*Problem statement*
Copy out the data below verbatim.

*Data entries*
..........
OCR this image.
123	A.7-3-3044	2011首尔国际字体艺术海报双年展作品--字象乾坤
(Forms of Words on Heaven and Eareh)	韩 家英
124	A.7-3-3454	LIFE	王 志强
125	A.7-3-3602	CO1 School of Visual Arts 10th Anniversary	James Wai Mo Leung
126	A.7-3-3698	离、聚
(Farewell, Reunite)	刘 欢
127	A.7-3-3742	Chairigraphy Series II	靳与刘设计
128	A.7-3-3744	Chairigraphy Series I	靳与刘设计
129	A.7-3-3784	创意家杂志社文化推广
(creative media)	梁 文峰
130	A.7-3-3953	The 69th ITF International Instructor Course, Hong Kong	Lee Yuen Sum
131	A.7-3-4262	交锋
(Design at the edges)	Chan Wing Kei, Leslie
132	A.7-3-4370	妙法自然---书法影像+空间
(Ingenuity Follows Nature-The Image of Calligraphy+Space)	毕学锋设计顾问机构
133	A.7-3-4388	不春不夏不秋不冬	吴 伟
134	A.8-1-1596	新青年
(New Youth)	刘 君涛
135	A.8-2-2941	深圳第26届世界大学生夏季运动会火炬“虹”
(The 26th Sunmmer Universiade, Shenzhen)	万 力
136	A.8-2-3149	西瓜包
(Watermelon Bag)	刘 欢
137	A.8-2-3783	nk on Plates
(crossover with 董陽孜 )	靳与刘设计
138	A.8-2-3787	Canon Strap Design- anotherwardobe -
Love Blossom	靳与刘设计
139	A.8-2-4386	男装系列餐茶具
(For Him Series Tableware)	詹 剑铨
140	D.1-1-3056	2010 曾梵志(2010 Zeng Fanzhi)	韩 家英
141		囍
..........
*Answer to this problem*
OCR this image.
123	A.7-3-3044	2011首尔国际字体艺术海报双年展作品--字象乾坤
(Forms of Words on Heaven and Eareh)	韩 家英
124	A.7-3-3454	LIFE	王 志强
125	A.7-3-3602	CO1 School of Visual Arts 10th Anniversary	James Wai Mo Leung
126	A.7-3-3698	离、聚
(Farewell, Reunite)	刘 欢
127	A.7-3-3742	Chairigraphy Series II	靳与刘设计
128	A.7-3-3744	Chairigraphy Series I	靳与刘设计
129	A.7-3-3784	创意家杂志社文化推广
(creative media)	梁 文峰
130	A.7-3-3953	The 69th ITF International Instructor Course, Hong Kong	Lee Yuen Sum
131	A.7-3-4262	交锋
(Design at the edges)	Chan Wing Kei, Leslie
132	A.7-3-4370	妙法自然---书法影像+空间
(Ingenuity Follows Nature-The Image of Calligraphy+Space)	毕学锋设计顾问机构
133	A.7-3-4388	不春不夏不秋不冬	吴 伟
134	A.8-1-1596	新青年
(New Youth)	刘 君涛
135	A.8-2-2941	深圳第26届世界大学生夏季运动会火炬“虹”
(The 26th Sunmmer Universiade, Shenzhen)	万 力
136	A.8-2-3149	西瓜包
(Watermelon Bag)	刘 欢
137	A.8-2-3783	nk on Plates
(crossover with 董陽孜 )	靳与刘设计
138	A.8-2-3787	Canon Strap Design- anotherwardobe -
Love Blossom	靳与刘设计
139	A.8-2-4386	男装系列餐茶具
(For Him Series Tableware)	詹 剑铨
140	D.1-1-3056	2010 曾梵志(2010 Zeng Fanzhi)	韩 家英
141		囍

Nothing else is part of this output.